- _THE INPUT_:
/---
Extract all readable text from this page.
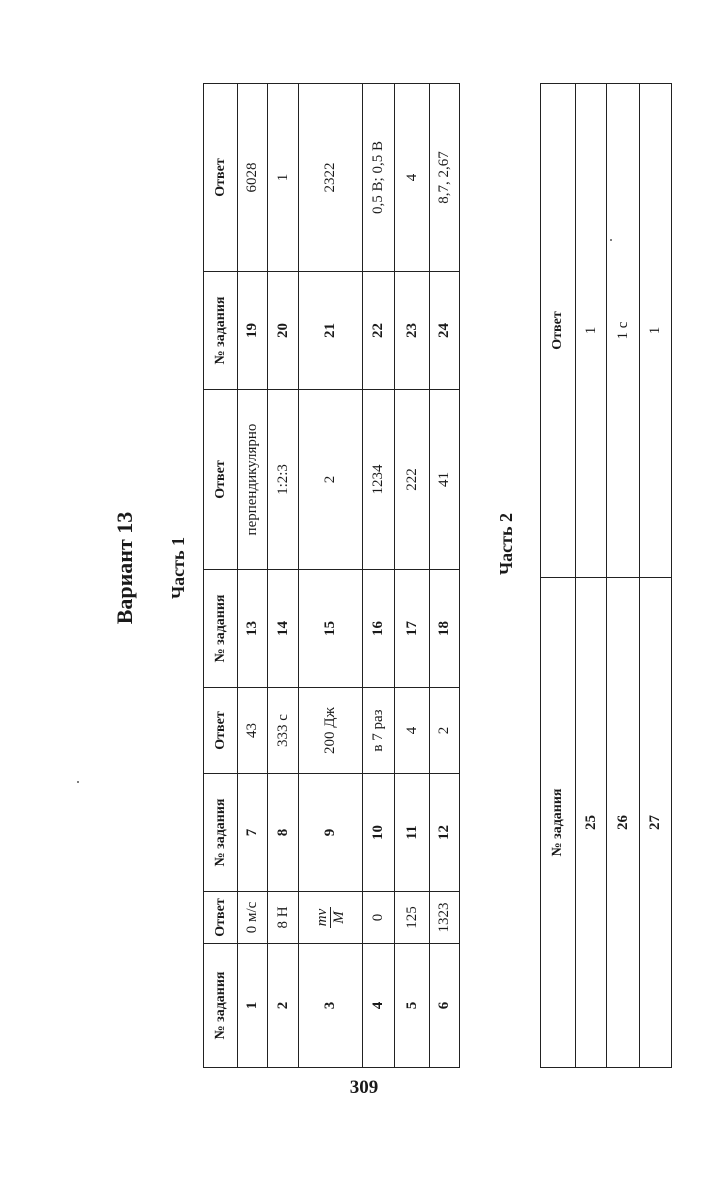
Вариант 13 Часть 1
№ задания	Ответ	№ задания	Ответ	№ задания	Ответ	№ задания	Ответ
1	0 м/с	7	43	13	перпендикулярно	19	6028
2	8 Н	8	333 с	14	1:2:3	20	1
3	mv M	9	200 Дж	15	2	21	2322
4	0	10	в 7 раз	16	1234	22	0,5 В; 0,5 В
5	125	11	4	17	222	23	4
6	1323	12	2	18	41	24	8,7, 2,67
Часть 2
№ задания	Ответ
25	1
26	1 с
27	1
309
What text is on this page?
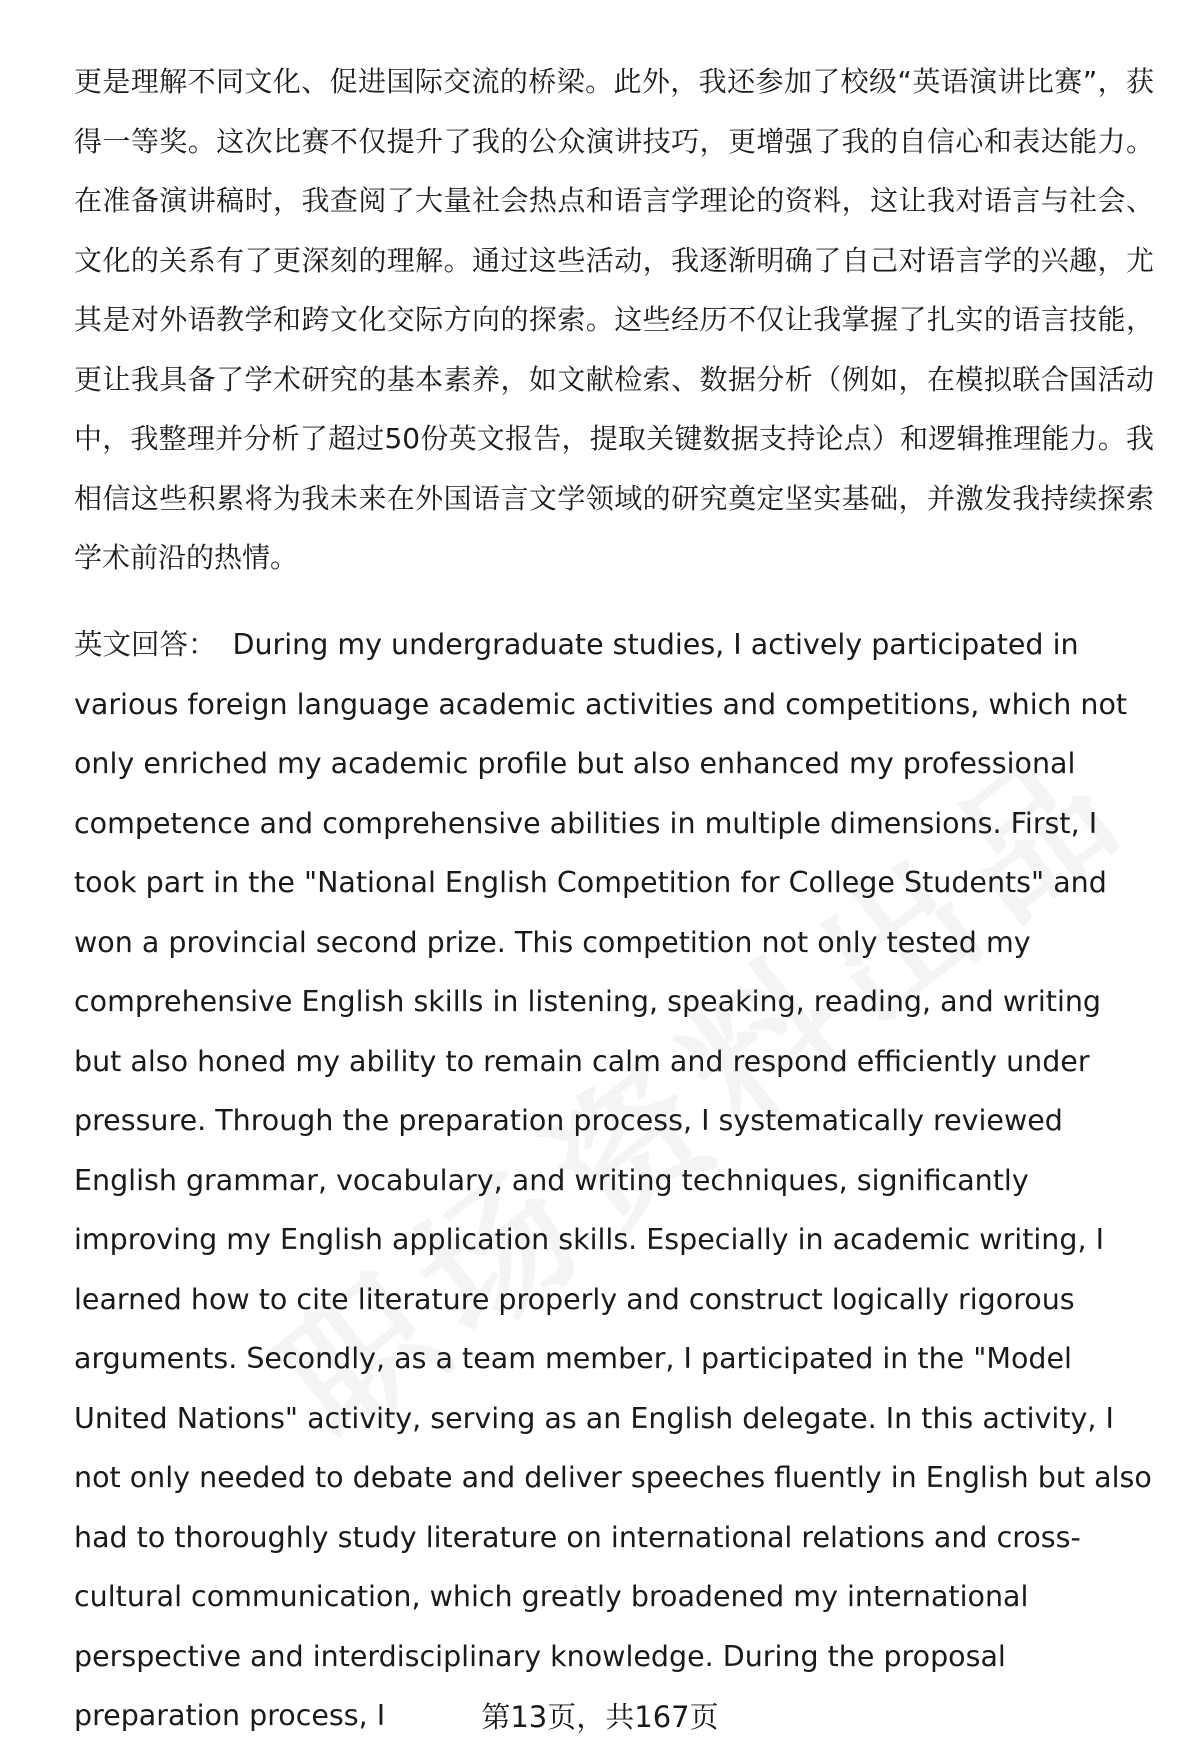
更是理解不同文化、促进国际交流的桥梁。此外，我还参加了校级“英语演讲比赛”，获得一等奖。这次比赛不仅提升了我的公众演讲技巧，更增强了我的自信心和表达能力。在准备演讲稿时，我查阅了大量社会热点和语言学理论的资料，这让我对语言与社会、文化的关系有了更深刻的理解。通过这些活动，我逐渐明确了自己对语言学的兴趣，尤其是对外语教学和跨文化交际方向的探索。这些经历不仅让我掌握了扎实的语言技能，更让我具备了学术研究的基本素养，如文献检索、数据分析（例如，在模拟联合国活动中，我整理并分析了超过50份英文报告，提取关键数据支持论点）和逻辑推理能力。我相信这些积累将为我未来在外国语言文学领域的研究奠定坚实基础，并激发我持续探索学术前沿的热情。

英文回答： During my undergraduate studies, I actively participated in various foreign language academic activities and competitions, which not only enriched my academic profile but also enhanced my professional competence and comprehensive abilities in multiple dimensions. First, I took part in the "National English Competition for College Students" and won a provincial second prize. This competition not only tested my comprehensive English skills in listening, speaking, reading, and writing but also honed my ability to remain calm and respond efficiently under pressure. Through the preparation process, I systematically reviewed English grammar, vocabulary, and writing techniques, significantly improving my English application skills. Especially in academic writing, I learned how to cite literature properly and construct logically rigorous arguments. Secondly, as a team member, I participated in the "Model United Nations" activity, serving as an English delegate. In this activity, I not only needed to debate and deliver speeches fluently in English but also had to thoroughly study literature on international relations and cross-cultural communication, which greatly broadened my international perspective and interdisciplinary knowledge. During the proposal preparation process, I	第13页，共167页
\---
Tally the lines of the listing that include "page". Reply with nothing but the count.

- _CORRECT OUTPUT_:
2